• _Records supplied_:

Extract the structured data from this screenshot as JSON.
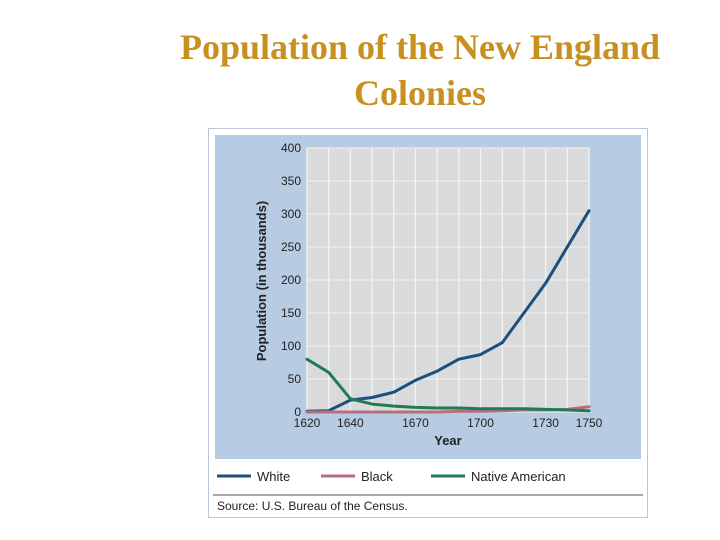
{
  "slide": {
    "title_line1": "Population of the New England",
    "title_line2": "Colonies"
  },
  "source": "Source: U.S. Bureau of the Census.",
  "colors": {
    "panel": "#b7cbe3",
    "plot": "#d9dadc",
    "grid": "#f2f2f2",
    "white_series": "#1d4e7c",
    "black_series": "#b5707c",
    "native_series": "#1f7a5a"
  },
  "chart_data": {
    "type": "line",
    "title": "",
    "xlabel": "Year",
    "ylabel": "Population (in thousands)",
    "xlim": [
      1620,
      1750
    ],
    "ylim": [
      0,
      400
    ],
    "x_ticks": [
      1620,
      1640,
      1670,
      1700,
      1730,
      1750
    ],
    "x_tick_labels": [
      "1620",
      "1640",
      "1670",
      "1700",
      "1730",
      "1750"
    ],
    "y_ticks": [
      0,
      50,
      100,
      150,
      200,
      250,
      300,
      350,
      400
    ],
    "y_tick_labels": [
      "0",
      "50",
      "100",
      "150",
      "200",
      "250",
      "300",
      "350",
      "400"
    ],
    "legend_position": "bottom",
    "grid": true,
    "series": [
      {
        "name": "White",
        "x": [
          1620,
          1630,
          1640,
          1650,
          1660,
          1670,
          1680,
          1690,
          1700,
          1710,
          1720,
          1730,
          1740,
          1750
        ],
        "values": [
          1,
          2,
          18,
          22,
          30,
          48,
          62,
          80,
          87,
          105,
          150,
          195,
          250,
          305
        ]
      },
      {
        "name": "Black",
        "x": [
          1620,
          1630,
          1640,
          1650,
          1660,
          1670,
          1680,
          1690,
          1700,
          1710,
          1720,
          1730,
          1740,
          1750
        ],
        "values": [
          0,
          0,
          0,
          0,
          0,
          0,
          0,
          1,
          1,
          2,
          3,
          3,
          4,
          8
        ]
      },
      {
        "name": "Native American",
        "x": [
          1620,
          1630,
          1640,
          1650,
          1660,
          1670,
          1680,
          1690,
          1700,
          1710,
          1720,
          1730,
          1740,
          1750
        ],
        "values": [
          80,
          60,
          20,
          12,
          9,
          7,
          6,
          6,
          5,
          5,
          5,
          4,
          3,
          2
        ]
      }
    ]
  }
}
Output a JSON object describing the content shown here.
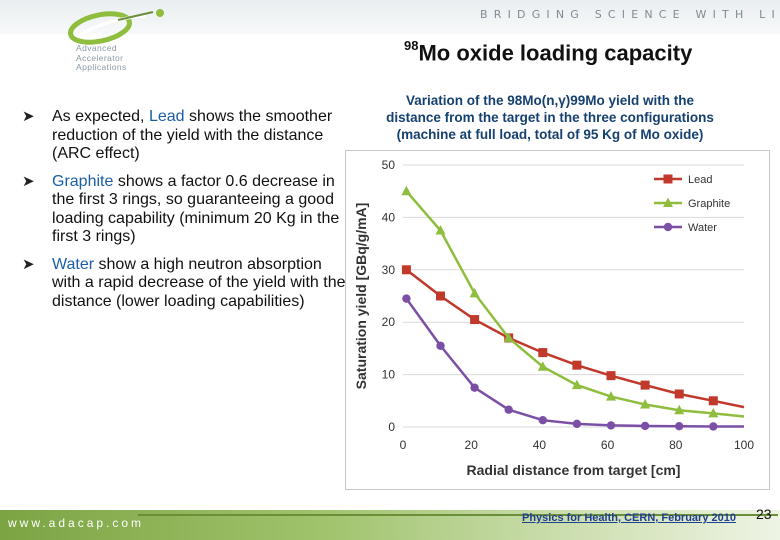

• _Goal of the exercise_:
Exclude the images, then output the data above word for word.

• _Finished task_:
Extract the structured data from this screenshot as JSON.
{
  "slide": {
    "title_line1": "Population of the New England",
    "title_line2": "Colonies"
  },
  "source": "Source: U.S. Bureau of the Census.",
  "colors": {
    "panel": "#b7cbe3",
    "plot": "#d9dadc",
    "grid": "#f2f2f2",
    "white_series": "#1d4e7c",
    "black_series": "#b5707c",
    "native_series": "#1f7a5a"
  },
  "chart_data": {
    "type": "line",
    "title": "",
    "xlabel": "Year",
    "ylabel": "Population (in thousands)",
    "xlim": [
      1620,
      1750
    ],
    "ylim": [
      0,
      400
    ],
    "x_ticks": [
      1620,
      1640,
      1670,
      1700,
      1730,
      1750
    ],
    "x_tick_labels": [
      "1620",
      "1640",
      "1670",
      "1700",
      "1730",
      "1750"
    ],
    "y_ticks": [
      0,
      50,
      100,
      150,
      200,
      250,
      300,
      350,
      400
    ],
    "y_tick_labels": [
      "0",
      "50",
      "100",
      "150",
      "200",
      "250",
      "300",
      "350",
      "400"
    ],
    "legend_position": "bottom",
    "grid": true,
    "series": [
      {
        "name": "White",
        "x": [
          1620,
          1630,
          1640,
          1650,
          1660,
          1670,
          1680,
          1690,
          1700,
          1710,
          1720,
          1730,
          1740,
          1750
        ],
        "values": [
          1,
          2,
          18,
          22,
          30,
          48,
          62,
          80,
          87,
          105,
          150,
          195,
          250,
          305
        ]
      },
      {
        "name": "Black",
        "x": [
          1620,
          1630,
          1640,
          1650,
          1660,
          1670,
          1680,
          1690,
          1700,
          1710,
          1720,
          1730,
          1740,
          1750
        ],
        "values": [
          0,
          0,
          0,
          0,
          0,
          0,
          0,
          1,
          1,
          2,
          3,
          3,
          4,
          8
        ]
      },
      {
        "name": "Native American",
        "x": [
          1620,
          1630,
          1640,
          1650,
          1660,
          1670,
          1680,
          1690,
          1700,
          1710,
          1720,
          1730,
          1740,
          1750
        ],
        "values": [
          80,
          60,
          20,
          12,
          9,
          7,
          6,
          6,
          5,
          5,
          5,
          4,
          3,
          2
        ]
      }
    ]
  }
}
Output a JSON object describing the content shown here.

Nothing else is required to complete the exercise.